(Extracted data entries)

══════════════════════════════

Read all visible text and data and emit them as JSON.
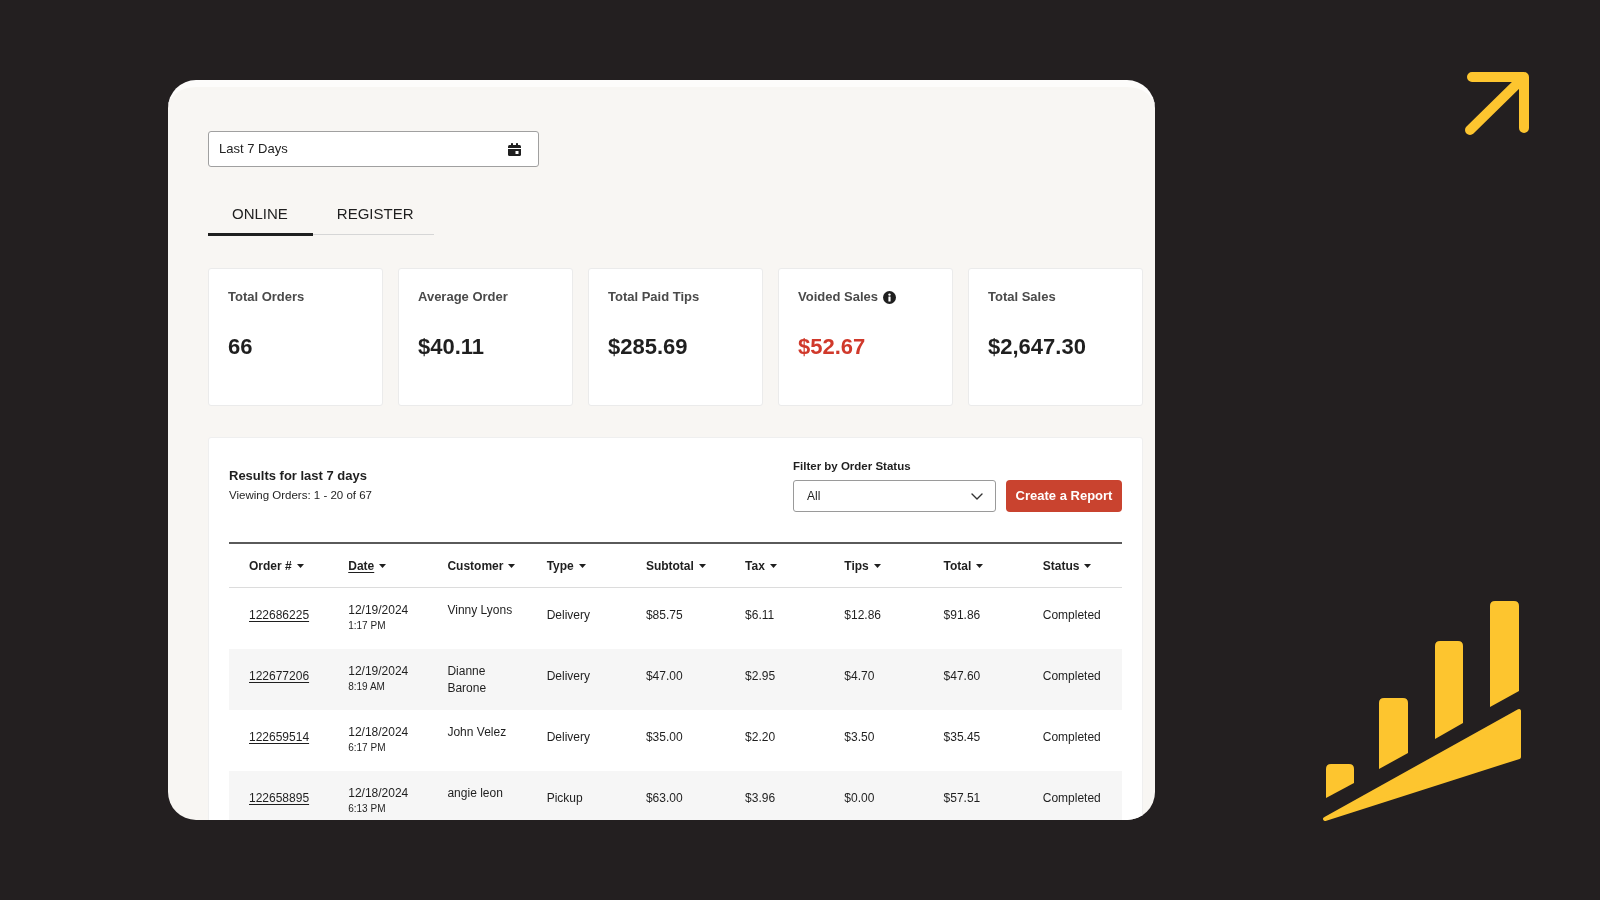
{
  "date_range": {
    "value": "Last 7 Days"
  },
  "tabs": [
    {
      "label": "ONLINE",
      "selected": true
    },
    {
      "label": "REGISTER",
      "selected": false
    }
  ],
  "stats": [
    {
      "label": "Total Orders",
      "value": "66",
      "info": false,
      "alert": false
    },
    {
      "label": "Average Order",
      "value": "$40.11",
      "info": false,
      "alert": false
    },
    {
      "label": "Total Paid Tips",
      "value": "$285.69",
      "info": false,
      "alert": false
    },
    {
      "label": "Voided Sales",
      "value": "$52.67",
      "info": true,
      "alert": true
    },
    {
      "label": "Total Sales",
      "value": "$2,647.30",
      "info": false,
      "alert": false
    }
  ],
  "results": {
    "title": "Results for last 7 days",
    "subtitle": "Viewing Orders: 1 - 20 of 67"
  },
  "filter": {
    "label": "Filter by Order Status",
    "value": "All"
  },
  "report_button": {
    "label": "Create a Report"
  },
  "table": {
    "columns": [
      {
        "label": "Order #",
        "active": false
      },
      {
        "label": "Date",
        "active": true
      },
      {
        "label": "Customer",
        "active": false
      },
      {
        "label": "Type",
        "active": false
      },
      {
        "label": "Subtotal",
        "active": false
      },
      {
        "label": "Tax",
        "active": false
      },
      {
        "label": "Tips",
        "active": false
      },
      {
        "label": "Total",
        "active": false
      },
      {
        "label": "Status",
        "active": false
      }
    ],
    "rows": [
      {
        "order": "122686225",
        "date": "12/19/2024",
        "time": "1:17 PM",
        "customer": "Vinny Lyons",
        "type": "Delivery",
        "subtotal": "$85.75",
        "tax": "$6.11",
        "tips": "$12.86",
        "total": "$91.86",
        "status": "Completed"
      },
      {
        "order": "122677206",
        "date": "12/19/2024",
        "time": "8:19 AM",
        "customer": "Dianne Barone",
        "type": "Delivery",
        "subtotal": "$47.00",
        "tax": "$2.95",
        "tips": "$4.70",
        "total": "$47.60",
        "status": "Completed"
      },
      {
        "order": "122659514",
        "date": "12/18/2024",
        "time": "6:17 PM",
        "customer": "John Velez",
        "type": "Delivery",
        "subtotal": "$35.00",
        "tax": "$2.20",
        "tips": "$3.50",
        "total": "$35.45",
        "status": "Completed"
      },
      {
        "order": "122658895",
        "date": "12/18/2024",
        "time": "6:13 PM",
        "customer": "angie leon",
        "type": "Pickup",
        "subtotal": "$63.00",
        "tax": "$3.96",
        "tips": "$0.00",
        "total": "$57.51",
        "status": "Completed"
      }
    ]
  }
}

══════════════════════════════

Reproduce all of the data exactly; the pictures do not belong in the copy.

**FULL OUTPUT**:
Read all visible text and data and emit them as JSON.
{
  "date_range": {
    "value": "Last 7 Days"
  },
  "tabs": [
    {
      "label": "ONLINE",
      "selected": true
    },
    {
      "label": "REGISTER",
      "selected": false
    }
  ],
  "stats": [
    {
      "label": "Total Orders",
      "value": "66",
      "info": false,
      "alert": false
    },
    {
      "label": "Average Order",
      "value": "$40.11",
      "info": false,
      "alert": false
    },
    {
      "label": "Total Paid Tips",
      "value": "$285.69",
      "info": false,
      "alert": false
    },
    {
      "label": "Voided Sales",
      "value": "$52.67",
      "info": true,
      "alert": true
    },
    {
      "label": "Total Sales",
      "value": "$2,647.30",
      "info": false,
      "alert": false
    }
  ],
  "results": {
    "title": "Results for last 7 days",
    "subtitle": "Viewing Orders: 1 - 20 of 67"
  },
  "filter": {
    "label": "Filter by Order Status",
    "value": "All"
  },
  "report_button": {
    "label": "Create a Report"
  },
  "table": {
    "columns": [
      {
        "label": "Order #",
        "active": false
      },
      {
        "label": "Date",
        "active": true
      },
      {
        "label": "Customer",
        "active": false
      },
      {
        "label": "Type",
        "active": false
      },
      {
        "label": "Subtotal",
        "active": false
      },
      {
        "label": "Tax",
        "active": false
      },
      {
        "label": "Tips",
        "active": false
      },
      {
        "label": "Total",
        "active": false
      },
      {
        "label": "Status",
        "active": false
      }
    ],
    "rows": [
      {
        "order": "122686225",
        "date": "12/19/2024",
        "time": "1:17 PM",
        "customer": "Vinny Lyons",
        "type": "Delivery",
        "subtotal": "$85.75",
        "tax": "$6.11",
        "tips": "$12.86",
        "total": "$91.86",
        "status": "Completed"
      },
      {
        "order": "122677206",
        "date": "12/19/2024",
        "time": "8:19 AM",
        "customer": "Dianne Barone",
        "type": "Delivery",
        "subtotal": "$47.00",
        "tax": "$2.95",
        "tips": "$4.70",
        "total": "$47.60",
        "status": "Completed"
      },
      {
        "order": "122659514",
        "date": "12/18/2024",
        "time": "6:17 PM",
        "customer": "John Velez",
        "type": "Delivery",
        "subtotal": "$35.00",
        "tax": "$2.20",
        "tips": "$3.50",
        "total": "$35.45",
        "status": "Completed"
      },
      {
        "order": "122658895",
        "date": "12/18/2024",
        "time": "6:13 PM",
        "customer": "angie leon",
        "type": "Pickup",
        "subtotal": "$63.00",
        "tax": "$3.96",
        "tips": "$0.00",
        "total": "$57.51",
        "status": "Completed"
      }
    ]
  }
}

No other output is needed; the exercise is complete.